Collection entries —
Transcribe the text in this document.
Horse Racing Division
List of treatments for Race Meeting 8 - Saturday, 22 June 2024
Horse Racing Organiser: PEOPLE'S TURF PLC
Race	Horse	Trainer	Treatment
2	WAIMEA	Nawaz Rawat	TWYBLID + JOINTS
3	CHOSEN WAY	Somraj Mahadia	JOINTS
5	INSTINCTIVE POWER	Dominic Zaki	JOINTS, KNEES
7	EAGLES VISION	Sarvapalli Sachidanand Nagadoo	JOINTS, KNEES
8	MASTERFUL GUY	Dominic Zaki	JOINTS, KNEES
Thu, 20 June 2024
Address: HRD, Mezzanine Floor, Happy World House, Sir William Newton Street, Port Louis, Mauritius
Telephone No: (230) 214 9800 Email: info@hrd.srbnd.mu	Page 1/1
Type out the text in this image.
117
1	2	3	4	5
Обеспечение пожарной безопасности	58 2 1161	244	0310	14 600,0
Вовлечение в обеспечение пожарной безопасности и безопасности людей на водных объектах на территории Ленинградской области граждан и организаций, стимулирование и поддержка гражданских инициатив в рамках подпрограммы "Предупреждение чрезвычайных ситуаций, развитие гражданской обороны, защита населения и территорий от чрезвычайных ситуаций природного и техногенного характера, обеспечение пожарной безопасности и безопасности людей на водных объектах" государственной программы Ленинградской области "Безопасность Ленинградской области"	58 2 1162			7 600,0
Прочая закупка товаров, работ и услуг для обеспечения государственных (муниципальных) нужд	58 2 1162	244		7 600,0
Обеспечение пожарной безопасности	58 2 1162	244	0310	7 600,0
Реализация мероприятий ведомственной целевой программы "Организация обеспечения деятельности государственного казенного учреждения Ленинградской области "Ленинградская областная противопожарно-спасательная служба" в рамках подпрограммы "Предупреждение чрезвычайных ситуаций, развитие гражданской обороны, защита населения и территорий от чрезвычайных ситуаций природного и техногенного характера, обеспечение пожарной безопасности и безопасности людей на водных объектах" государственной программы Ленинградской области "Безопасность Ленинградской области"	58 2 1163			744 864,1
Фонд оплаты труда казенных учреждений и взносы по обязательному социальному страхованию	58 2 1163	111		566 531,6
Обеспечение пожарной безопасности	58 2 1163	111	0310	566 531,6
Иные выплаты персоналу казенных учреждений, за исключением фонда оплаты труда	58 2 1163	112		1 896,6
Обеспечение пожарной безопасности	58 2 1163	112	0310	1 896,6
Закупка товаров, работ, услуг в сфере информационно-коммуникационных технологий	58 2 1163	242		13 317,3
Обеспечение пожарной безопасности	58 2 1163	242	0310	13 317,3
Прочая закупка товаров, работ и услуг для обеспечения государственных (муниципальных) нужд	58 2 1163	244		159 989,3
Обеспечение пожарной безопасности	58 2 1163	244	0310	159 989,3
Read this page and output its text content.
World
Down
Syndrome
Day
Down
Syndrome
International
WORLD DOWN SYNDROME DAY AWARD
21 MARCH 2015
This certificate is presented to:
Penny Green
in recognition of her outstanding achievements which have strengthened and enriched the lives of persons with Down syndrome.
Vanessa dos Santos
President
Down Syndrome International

GOAL —
Look through the entries above; copy each line where the string "KNEES" appears.

EXERCISE RESULT —
5	INSTINCTIVE POWER	Dominic Zaki	JOINTS, KNEES
7	EAGLES VISION	Sarvapalli Sachidanand Nagadoo	JOINTS, KNEES
8	MASTERFUL GUY	Dominic Zaki	JOINTS, KNEES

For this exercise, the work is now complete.